**EXERCISE**
Which lines include the word "WooCommerce"? Copy each of them.

-- Start of PROVIDED RECORDS --

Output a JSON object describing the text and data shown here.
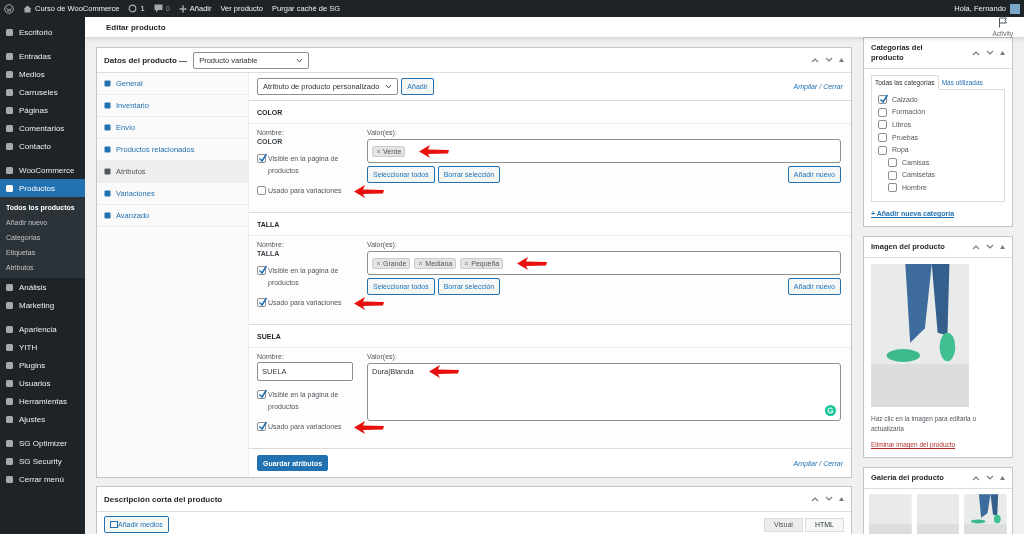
{
  "admin_bar": {
    "site": "Curso de WooCommerce",
    "updates": "1",
    "comments": "0",
    "items": [
      "Añadir",
      "Ver producto",
      "Purgar caché de SG"
    ],
    "greeting": "Hola, Fernando"
  },
  "sidebar": {
    "groups": [
      [
        {
          "label": "Escritorio",
          "selected": false
        }
      ],
      [
        {
          "label": "Entradas",
          "selected": false
        },
        {
          "label": "Medios",
          "selected": false
        },
        {
          "label": "Carruseles",
          "selected": false
        },
        {
          "label": "Páginas",
          "selected": false
        },
        {
          "label": "Comentarios",
          "selected": false
        },
        {
          "label": "Contacto",
          "selected": false
        }
      ],
      [
        {
          "label": "WooCommerce",
          "selected": false
        },
        {
          "label": "Productos",
          "selected": true,
          "children": [
            {
              "label": "Todos los productos",
              "selected": true
            },
            {
              "label": "Añadir nuevo",
              "selected": false
            },
            {
              "label": "Categorías",
              "selected": false
            },
            {
              "label": "Etiquetas",
              "selected": false
            },
            {
              "label": "Atributos",
              "selected": false
            }
          ]
        },
        {
          "label": "Análisis",
          "selected": false
        },
        {
          "label": "Marketing",
          "selected": false
        }
      ],
      [
        {
          "label": "Apariencia",
          "selected": false
        },
        {
          "label": "YITH",
          "selected": false
        },
        {
          "label": "Plugins",
          "selected": false
        },
        {
          "label": "Usuarios",
          "selected": false
        },
        {
          "label": "Herramientas",
          "selected": false
        },
        {
          "label": "Ajustes",
          "selected": false
        }
      ],
      [
        {
          "label": "SG Optimizer",
          "selected": false
        },
        {
          "label": "SG Security",
          "selected": false
        },
        {
          "label": "Cerrar menú",
          "selected": false
        }
      ]
    ]
  },
  "header": {
    "title": "Editar producto",
    "activity": "Activity"
  },
  "product_data": {
    "title": "Datos del producto —",
    "type": "Producto variable",
    "tabs": [
      {
        "label": "General",
        "selected": false
      },
      {
        "label": "Inventario",
        "selected": false
      },
      {
        "label": "Envío",
        "selected": false
      },
      {
        "label": "Productos relacionados",
        "selected": false
      },
      {
        "label": "Atributos",
        "selected": true
      },
      {
        "label": "Variaciones",
        "selected": false
      },
      {
        "label": "Avanzado",
        "selected": false
      }
    ],
    "attribute_select": "Atributo de producto personalizado",
    "add_button": "Añadir",
    "expand_link": "Ampliar / Cerrar",
    "attributes": [
      {
        "kind": "taxonomy",
        "title": "COLOR",
        "name_label": "Nombre:",
        "name": "COLOR",
        "values_label": "Valor(es):",
        "values": [
          "Verde"
        ],
        "values_marked": true,
        "visible_label": "Visible en la página de productos",
        "visible": true,
        "variation_label": "Usado para variaciones",
        "variation": false,
        "variation_marked": true,
        "select_all": "Seleccionar todos",
        "clear": "Borrar selección",
        "add_new": "Añadir nuevo"
      },
      {
        "kind": "taxonomy",
        "title": "TALLA",
        "name_label": "Nombre:",
        "name": "TALLA",
        "values_label": "Valor(es):",
        "values": [
          "Grande",
          "Mediana",
          "Pequeña"
        ],
        "values_marked": true,
        "visible_label": "Visible en la página de productos",
        "visible": true,
        "variation_label": "Usado para variaciones",
        "variation": true,
        "variation_marked": true,
        "select_all": "Seleccionar todos",
        "clear": "Borrar selección",
        "add_new": "Añadir nuevo"
      },
      {
        "kind": "custom",
        "title": "SUELA",
        "name_label": "Nombre:",
        "name": "SUELA",
        "values_label": "Valor(es):",
        "value_text": "Dura|Blanda",
        "values_marked": true,
        "visible_label": "Visible en la página de productos",
        "visible": true,
        "variation_label": "Usado para variaciones",
        "variation": true,
        "variation_marked": true
      }
    ],
    "save_button": "Guardar atributos",
    "footer_link": "Ampliar / Cerrar"
  },
  "short_description": {
    "title": "Descripción corta del producto",
    "media_button": "Añadir medios",
    "tabs": [
      {
        "label": "Visual",
        "selected": false
      },
      {
        "label": "HTML",
        "selected": true
      }
    ]
  },
  "categories": {
    "title": "Categorías del producto",
    "tabs": [
      {
        "label": "Todas las categorías",
        "selected": true
      },
      {
        "label": "Más utilizadas",
        "selected": false
      }
    ],
    "items": [
      {
        "label": "Calzado",
        "checked": true
      },
      {
        "label": "Formación",
        "checked": false
      },
      {
        "label": "Libros",
        "checked": false
      },
      {
        "label": "Pruebas",
        "checked": false
      },
      {
        "label": "Ropa",
        "checked": false,
        "children": [
          {
            "label": "Camisas",
            "checked": false
          },
          {
            "label": "Camisetas",
            "checked": false
          },
          {
            "label": "Hombre",
            "checked": false
          }
        ]
      }
    ],
    "add_link": "+ Añadir nueva categoría"
  },
  "product_image": {
    "title": "Imagen del producto",
    "hint": "Haz clic en la imagen para editarla o actualizarla",
    "remove_link": "Eliminar imagen del producto"
  },
  "gallery": {
    "title": "Galería del producto"
  }
}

-- End of PROVIDED RECORDS --

**WRITTEN RESPONSE**
    "site": "Curso de WooCommerce",
          "label": "WooCommerce",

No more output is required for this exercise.